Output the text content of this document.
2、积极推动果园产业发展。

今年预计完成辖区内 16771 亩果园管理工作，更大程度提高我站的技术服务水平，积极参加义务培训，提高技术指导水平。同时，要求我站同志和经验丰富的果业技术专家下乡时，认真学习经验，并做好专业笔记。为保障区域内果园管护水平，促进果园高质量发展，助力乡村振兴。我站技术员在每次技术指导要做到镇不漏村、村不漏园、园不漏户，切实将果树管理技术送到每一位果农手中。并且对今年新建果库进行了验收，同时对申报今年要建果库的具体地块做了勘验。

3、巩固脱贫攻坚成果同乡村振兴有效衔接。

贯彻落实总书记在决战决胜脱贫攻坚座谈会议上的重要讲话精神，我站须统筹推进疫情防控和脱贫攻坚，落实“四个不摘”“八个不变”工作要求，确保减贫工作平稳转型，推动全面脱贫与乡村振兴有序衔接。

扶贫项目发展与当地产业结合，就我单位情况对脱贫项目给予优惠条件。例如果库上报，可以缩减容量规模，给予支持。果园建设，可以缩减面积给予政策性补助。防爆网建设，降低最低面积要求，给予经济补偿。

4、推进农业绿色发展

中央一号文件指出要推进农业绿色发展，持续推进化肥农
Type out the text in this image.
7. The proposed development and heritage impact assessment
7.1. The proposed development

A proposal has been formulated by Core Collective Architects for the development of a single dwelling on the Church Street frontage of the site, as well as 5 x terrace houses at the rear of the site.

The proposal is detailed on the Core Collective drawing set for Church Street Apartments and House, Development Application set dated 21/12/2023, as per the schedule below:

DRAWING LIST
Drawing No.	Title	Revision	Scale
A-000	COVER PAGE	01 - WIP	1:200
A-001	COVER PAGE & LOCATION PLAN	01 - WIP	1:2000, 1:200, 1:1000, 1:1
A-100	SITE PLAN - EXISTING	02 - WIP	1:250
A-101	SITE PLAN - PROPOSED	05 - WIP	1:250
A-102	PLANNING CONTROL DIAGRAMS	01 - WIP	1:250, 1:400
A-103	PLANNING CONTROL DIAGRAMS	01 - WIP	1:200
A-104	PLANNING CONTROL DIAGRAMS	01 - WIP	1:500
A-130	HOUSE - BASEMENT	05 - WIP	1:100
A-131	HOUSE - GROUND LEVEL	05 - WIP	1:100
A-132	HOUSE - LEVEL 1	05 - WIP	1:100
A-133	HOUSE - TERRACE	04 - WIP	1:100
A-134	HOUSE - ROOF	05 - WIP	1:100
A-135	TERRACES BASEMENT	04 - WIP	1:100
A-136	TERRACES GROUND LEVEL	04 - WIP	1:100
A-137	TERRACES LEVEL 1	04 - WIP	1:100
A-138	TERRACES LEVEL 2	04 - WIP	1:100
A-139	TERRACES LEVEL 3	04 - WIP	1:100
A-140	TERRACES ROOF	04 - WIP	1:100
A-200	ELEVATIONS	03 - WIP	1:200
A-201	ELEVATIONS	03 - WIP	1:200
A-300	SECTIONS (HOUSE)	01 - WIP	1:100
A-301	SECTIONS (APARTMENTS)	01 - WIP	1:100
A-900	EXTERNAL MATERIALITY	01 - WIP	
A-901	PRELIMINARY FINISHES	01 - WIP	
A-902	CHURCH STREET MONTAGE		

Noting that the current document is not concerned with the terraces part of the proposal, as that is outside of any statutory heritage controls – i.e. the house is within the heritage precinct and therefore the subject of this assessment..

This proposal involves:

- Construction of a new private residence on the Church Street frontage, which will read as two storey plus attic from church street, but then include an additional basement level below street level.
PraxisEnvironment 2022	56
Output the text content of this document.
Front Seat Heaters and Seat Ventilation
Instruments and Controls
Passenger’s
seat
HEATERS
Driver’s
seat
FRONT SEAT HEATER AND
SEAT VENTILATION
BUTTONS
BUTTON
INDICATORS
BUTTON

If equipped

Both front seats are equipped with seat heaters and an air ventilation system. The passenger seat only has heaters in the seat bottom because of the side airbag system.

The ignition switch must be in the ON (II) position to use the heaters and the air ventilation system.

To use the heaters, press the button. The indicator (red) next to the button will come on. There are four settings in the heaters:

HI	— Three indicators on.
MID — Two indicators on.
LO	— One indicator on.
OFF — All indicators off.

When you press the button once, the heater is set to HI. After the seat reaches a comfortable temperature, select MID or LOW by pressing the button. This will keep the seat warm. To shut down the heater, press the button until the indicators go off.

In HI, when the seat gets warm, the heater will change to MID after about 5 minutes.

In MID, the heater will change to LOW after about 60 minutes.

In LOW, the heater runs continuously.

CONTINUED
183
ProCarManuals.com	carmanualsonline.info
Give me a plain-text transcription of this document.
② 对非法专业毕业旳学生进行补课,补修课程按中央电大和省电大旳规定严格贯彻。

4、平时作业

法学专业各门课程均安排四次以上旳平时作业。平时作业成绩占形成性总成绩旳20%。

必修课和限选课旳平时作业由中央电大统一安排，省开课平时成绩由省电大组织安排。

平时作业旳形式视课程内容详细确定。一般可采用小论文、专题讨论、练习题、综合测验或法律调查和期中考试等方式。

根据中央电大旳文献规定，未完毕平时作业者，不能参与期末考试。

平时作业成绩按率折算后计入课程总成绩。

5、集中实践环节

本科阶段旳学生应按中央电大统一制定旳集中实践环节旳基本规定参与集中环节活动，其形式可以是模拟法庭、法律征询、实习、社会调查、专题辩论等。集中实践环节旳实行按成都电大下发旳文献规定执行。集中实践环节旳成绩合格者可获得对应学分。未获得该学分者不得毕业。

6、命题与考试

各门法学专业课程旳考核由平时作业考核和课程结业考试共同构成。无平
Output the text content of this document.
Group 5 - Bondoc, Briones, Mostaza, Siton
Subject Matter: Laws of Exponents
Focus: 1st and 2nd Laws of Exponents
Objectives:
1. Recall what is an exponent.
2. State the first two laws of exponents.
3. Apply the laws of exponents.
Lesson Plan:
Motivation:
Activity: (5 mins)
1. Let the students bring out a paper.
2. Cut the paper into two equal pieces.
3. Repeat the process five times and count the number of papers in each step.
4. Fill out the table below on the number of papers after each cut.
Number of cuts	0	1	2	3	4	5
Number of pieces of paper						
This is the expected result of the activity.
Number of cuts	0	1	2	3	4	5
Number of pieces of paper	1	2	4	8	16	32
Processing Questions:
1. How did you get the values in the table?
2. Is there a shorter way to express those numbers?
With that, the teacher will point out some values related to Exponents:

INSTRUCTIONS TO FOLLOW: Copy out exactly the lines running from the line with "Give me a plain-text" to the end of the records, inclusive.

EXERCISE RESULT:
Give me a plain-text transcription of this document.
② 对非法专业毕业旳学生进行补课,补修课程按中央电大和省电大旳规定严格贯彻。

4、平时作业

法学专业各门课程均安排四次以上旳平时作业。平时作业成绩占形成性总成绩旳20%。

必修课和限选课旳平时作业由中央电大统一安排，省开课平时成绩由省电大组织安排。

平时作业旳形式视课程内容详细确定。一般可采用小论文、专题讨论、练习题、综合测验或法律调查和期中考试等方式。

根据中央电大旳文献规定，未完毕平时作业者，不能参与期末考试。

平时作业成绩按率折算后计入课程总成绩。

5、集中实践环节

本科阶段旳学生应按中央电大统一制定旳集中实践环节旳基本规定参与集中环节活动，其形式可以是模拟法庭、法律征询、实习、社会调查、专题辩论等。集中实践环节旳实行按成都电大下发旳文献规定执行。集中实践环节旳成绩合格者可获得对应学分。未获得该学分者不得毕业。

6、命题与考试

各门法学专业课程旳考核由平时作业考核和课程结业考试共同构成。无平
Output the text content of this document.
Group 5 - Bondoc, Briones, Mostaza, Siton
Subject Matter: Laws of Exponents
Focus: 1st and 2nd Laws of Exponents
Objectives:
1. Recall what is an exponent.
2. State the first two laws of exponents.
3. Apply the laws of exponents.
Lesson Plan:
Motivation:
Activity: (5 mins)
1. Let the students bring out a paper.
2. Cut the paper into two equal pieces.
3. Repeat the process five times and count the number of papers in each step.
4. Fill out the table below on the number of papers after each cut.
Number of cuts	0	1	2	3	4	5
Number of pieces of paper						
This is the expected result of the activity.
Number of cuts	0	1	2	3	4	5
Number of pieces of paper	1	2	4	8	16	32
Processing Questions:
1. How did you get the values in the table?
2. Is there a shorter way to express those numbers?
With that, the teacher will point out some values related to Exponents:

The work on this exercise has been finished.